= WHAT YOU ARE ASKED TO DO =
Output the following material verbatim, line for line.
##### EXERCISE MATERIALS #####
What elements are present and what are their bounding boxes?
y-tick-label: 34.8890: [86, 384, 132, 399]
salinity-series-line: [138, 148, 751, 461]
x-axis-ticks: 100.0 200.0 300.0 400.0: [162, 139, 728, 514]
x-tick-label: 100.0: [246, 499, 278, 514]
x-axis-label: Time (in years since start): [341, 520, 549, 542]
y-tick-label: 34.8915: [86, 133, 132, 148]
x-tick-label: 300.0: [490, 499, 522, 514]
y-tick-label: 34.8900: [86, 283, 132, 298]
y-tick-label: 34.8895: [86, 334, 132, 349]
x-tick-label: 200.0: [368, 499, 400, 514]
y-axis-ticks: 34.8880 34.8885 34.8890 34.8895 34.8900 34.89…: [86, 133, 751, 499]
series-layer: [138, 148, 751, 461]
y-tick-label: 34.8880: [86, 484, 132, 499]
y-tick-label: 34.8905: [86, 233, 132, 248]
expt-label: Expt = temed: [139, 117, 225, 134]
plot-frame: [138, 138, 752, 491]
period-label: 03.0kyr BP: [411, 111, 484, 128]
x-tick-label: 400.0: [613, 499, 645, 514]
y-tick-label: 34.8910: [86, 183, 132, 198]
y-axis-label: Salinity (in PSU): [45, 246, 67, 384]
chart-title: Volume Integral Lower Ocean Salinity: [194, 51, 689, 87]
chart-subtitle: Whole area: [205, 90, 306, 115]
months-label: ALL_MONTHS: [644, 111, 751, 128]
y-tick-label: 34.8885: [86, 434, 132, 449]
#####
= THE ANSWER =
What elements are present and what are their bounding boxes?
y-tick-label: 34.8890: [86, 384, 132, 399]
salinity-series-line: [138, 148, 751, 461]
x-axis-ticks: 100.0 200.0 300.0 400.0: [162, 139, 728, 514]
x-tick-label: 100.0: [246, 499, 278, 514]
x-axis-label: Time (in years since start): [341, 520, 549, 542]
y-tick-label: 34.8915: [86, 133, 132, 148]
x-tick-label: 300.0: [490, 499, 522, 514]
y-tick-label: 34.8900: [86, 283, 132, 298]
y-tick-label: 34.8895: [86, 334, 132, 349]
x-tick-label: 200.0: [368, 499, 400, 514]
y-axis-ticks: 34.8880 34.8885 34.8890 34.8895 34.8900 34.89…: [86, 133, 751, 499]
series-layer: [138, 148, 751, 461]
y-tick-label: 34.8880: [86, 484, 132, 499]
y-tick-label: 34.8905: [86, 233, 132, 248]
expt-label: Expt = temed: [139, 117, 225, 134]
plot-frame: [138, 138, 752, 491]
period-label: 03.0kyr BP: [411, 111, 484, 128]
x-tick-label: 400.0: [613, 499, 645, 514]
y-tick-label: 34.8910: [86, 183, 132, 198]
y-axis-label: Salinity (in PSU): [45, 246, 67, 384]
chart-title: Volume Integral Lower Ocean Salinity: [194, 51, 689, 87]
chart-subtitle: Whole area: [205, 90, 306, 115]
months-label: ALL_MONTHS: [644, 111, 751, 128]
y-tick-label: 34.8885: [86, 434, 132, 449]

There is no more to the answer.